Listing:
§ §
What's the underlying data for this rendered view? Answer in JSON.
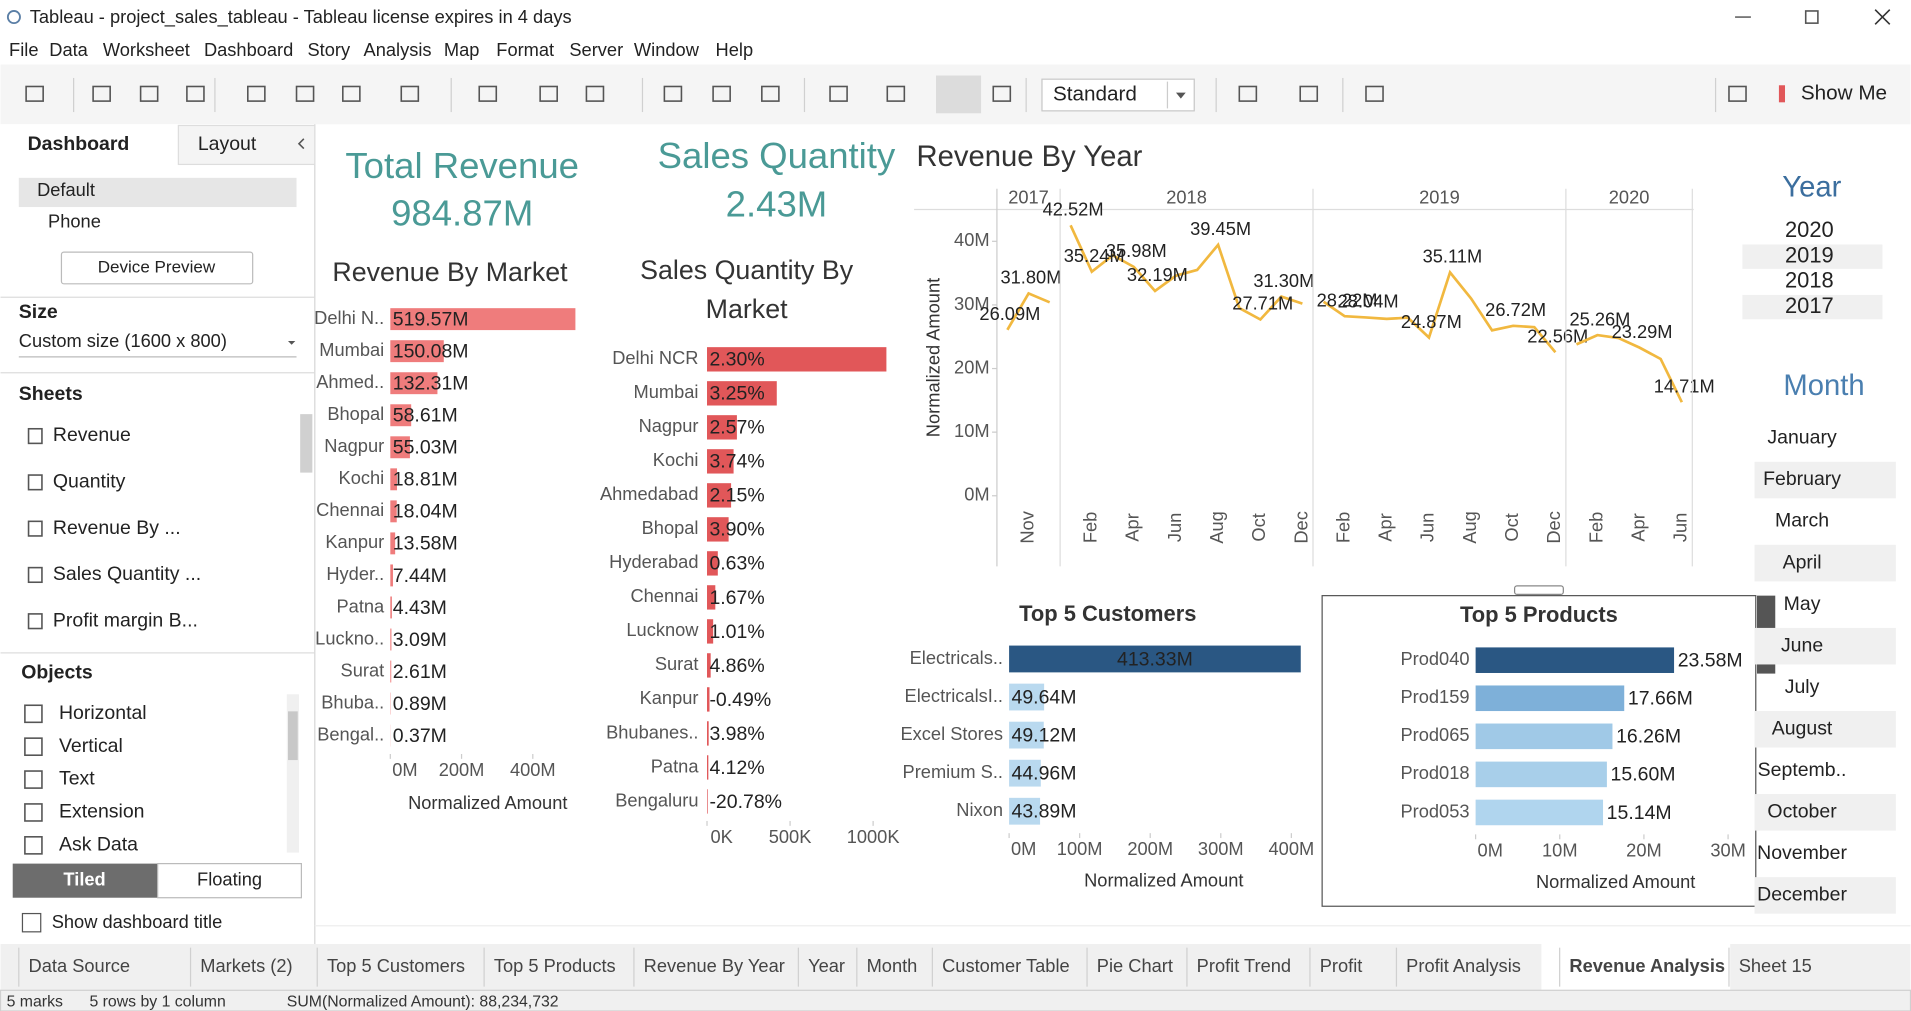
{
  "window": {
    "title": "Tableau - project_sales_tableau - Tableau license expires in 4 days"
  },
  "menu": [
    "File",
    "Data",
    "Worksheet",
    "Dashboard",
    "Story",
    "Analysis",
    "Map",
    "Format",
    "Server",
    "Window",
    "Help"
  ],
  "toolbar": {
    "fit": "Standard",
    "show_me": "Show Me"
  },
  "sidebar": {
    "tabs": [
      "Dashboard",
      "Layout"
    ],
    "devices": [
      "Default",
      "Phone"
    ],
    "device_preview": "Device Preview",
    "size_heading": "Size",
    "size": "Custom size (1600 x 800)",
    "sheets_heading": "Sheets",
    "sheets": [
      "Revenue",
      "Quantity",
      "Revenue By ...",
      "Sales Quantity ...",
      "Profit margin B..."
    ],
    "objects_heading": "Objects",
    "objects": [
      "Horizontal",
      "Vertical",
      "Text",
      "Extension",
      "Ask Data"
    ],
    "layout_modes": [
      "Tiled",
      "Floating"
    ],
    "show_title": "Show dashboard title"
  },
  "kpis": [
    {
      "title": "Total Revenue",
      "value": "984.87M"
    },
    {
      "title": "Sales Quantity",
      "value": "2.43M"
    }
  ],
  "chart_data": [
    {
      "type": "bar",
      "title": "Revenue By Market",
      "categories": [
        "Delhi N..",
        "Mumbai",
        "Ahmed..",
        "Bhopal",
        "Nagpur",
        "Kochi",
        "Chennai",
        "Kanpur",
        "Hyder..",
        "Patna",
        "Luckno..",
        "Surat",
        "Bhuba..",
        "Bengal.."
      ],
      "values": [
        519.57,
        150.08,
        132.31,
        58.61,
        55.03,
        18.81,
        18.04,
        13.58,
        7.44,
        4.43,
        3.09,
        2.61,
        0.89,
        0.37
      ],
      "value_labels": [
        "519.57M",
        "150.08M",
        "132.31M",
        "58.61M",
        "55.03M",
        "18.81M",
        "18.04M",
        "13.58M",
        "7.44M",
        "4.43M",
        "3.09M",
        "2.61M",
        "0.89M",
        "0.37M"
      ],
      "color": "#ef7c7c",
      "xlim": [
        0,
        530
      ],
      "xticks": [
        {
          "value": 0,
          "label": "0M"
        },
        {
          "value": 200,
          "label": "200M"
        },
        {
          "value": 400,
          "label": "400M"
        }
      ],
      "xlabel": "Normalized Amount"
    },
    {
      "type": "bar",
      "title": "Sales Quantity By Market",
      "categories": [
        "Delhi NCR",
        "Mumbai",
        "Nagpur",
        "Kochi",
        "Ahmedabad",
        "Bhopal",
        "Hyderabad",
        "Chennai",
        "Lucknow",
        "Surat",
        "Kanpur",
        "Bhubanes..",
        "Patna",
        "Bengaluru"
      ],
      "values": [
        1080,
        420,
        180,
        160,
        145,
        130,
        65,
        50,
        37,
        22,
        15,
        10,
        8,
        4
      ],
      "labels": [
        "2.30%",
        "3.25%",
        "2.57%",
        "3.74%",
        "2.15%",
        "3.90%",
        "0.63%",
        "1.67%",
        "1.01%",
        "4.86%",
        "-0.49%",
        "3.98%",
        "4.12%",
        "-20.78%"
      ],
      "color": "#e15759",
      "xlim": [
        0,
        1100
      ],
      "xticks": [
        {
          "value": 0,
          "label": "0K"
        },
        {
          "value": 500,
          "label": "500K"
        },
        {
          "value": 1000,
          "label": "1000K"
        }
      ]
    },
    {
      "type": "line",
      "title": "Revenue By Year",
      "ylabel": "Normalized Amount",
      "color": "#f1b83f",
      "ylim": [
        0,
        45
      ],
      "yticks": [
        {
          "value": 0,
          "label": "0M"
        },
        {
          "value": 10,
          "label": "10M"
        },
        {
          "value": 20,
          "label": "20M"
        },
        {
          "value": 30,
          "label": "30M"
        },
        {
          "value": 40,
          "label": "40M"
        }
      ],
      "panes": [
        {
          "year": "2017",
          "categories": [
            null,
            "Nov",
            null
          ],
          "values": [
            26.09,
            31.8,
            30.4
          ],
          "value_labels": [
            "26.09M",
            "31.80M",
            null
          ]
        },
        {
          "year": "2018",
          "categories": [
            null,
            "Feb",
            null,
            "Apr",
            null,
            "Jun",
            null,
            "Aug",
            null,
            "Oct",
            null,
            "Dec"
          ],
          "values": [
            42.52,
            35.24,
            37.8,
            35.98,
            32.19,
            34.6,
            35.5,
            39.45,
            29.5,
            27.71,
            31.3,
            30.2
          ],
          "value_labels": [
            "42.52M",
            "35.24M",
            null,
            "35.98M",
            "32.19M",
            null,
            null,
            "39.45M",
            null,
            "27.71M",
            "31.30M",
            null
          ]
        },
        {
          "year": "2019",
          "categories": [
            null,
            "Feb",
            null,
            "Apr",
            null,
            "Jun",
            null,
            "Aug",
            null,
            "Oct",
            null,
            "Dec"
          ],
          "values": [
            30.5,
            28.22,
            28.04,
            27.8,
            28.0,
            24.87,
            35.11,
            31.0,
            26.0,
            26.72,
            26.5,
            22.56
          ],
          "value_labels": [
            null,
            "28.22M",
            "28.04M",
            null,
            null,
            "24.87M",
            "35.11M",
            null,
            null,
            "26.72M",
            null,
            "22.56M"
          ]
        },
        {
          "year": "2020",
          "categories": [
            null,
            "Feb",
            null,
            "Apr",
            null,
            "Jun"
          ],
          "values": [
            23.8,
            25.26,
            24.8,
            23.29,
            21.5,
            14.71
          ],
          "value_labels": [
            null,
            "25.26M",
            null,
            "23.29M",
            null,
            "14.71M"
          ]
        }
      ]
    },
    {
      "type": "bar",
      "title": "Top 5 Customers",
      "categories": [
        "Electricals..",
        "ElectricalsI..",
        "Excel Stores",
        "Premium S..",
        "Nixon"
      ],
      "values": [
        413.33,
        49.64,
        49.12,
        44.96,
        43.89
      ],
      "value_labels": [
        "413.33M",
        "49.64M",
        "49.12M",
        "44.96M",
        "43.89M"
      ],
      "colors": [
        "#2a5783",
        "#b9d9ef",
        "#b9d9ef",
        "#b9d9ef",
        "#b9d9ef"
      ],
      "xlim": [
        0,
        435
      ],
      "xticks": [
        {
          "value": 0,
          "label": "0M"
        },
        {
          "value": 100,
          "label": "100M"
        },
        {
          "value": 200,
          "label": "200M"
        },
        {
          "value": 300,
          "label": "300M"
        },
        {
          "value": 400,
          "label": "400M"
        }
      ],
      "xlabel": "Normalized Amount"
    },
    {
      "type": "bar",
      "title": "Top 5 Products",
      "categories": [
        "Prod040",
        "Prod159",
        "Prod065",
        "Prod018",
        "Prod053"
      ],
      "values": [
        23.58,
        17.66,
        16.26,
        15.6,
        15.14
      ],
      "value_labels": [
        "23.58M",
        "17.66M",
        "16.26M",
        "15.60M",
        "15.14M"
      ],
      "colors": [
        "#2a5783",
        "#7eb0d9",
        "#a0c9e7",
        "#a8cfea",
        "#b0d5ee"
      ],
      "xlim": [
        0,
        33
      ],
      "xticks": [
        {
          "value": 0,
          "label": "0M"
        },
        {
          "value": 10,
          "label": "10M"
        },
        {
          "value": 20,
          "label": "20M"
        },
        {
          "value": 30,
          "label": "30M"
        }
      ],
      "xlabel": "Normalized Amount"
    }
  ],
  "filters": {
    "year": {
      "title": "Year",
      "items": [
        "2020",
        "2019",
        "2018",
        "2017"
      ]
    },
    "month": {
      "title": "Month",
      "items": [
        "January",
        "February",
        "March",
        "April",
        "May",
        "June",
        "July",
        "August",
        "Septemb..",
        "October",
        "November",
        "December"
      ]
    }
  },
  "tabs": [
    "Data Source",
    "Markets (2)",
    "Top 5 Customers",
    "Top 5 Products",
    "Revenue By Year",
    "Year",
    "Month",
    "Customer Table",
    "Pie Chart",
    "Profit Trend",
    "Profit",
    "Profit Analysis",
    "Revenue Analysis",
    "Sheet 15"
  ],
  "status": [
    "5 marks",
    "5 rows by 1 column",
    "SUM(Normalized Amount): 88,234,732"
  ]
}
§ §
Set exercise:
Review the preceding data and report every line that includes the string "Customers".

Task response:
      "title": "Top 5 Customers",
    "Top 5 Customers",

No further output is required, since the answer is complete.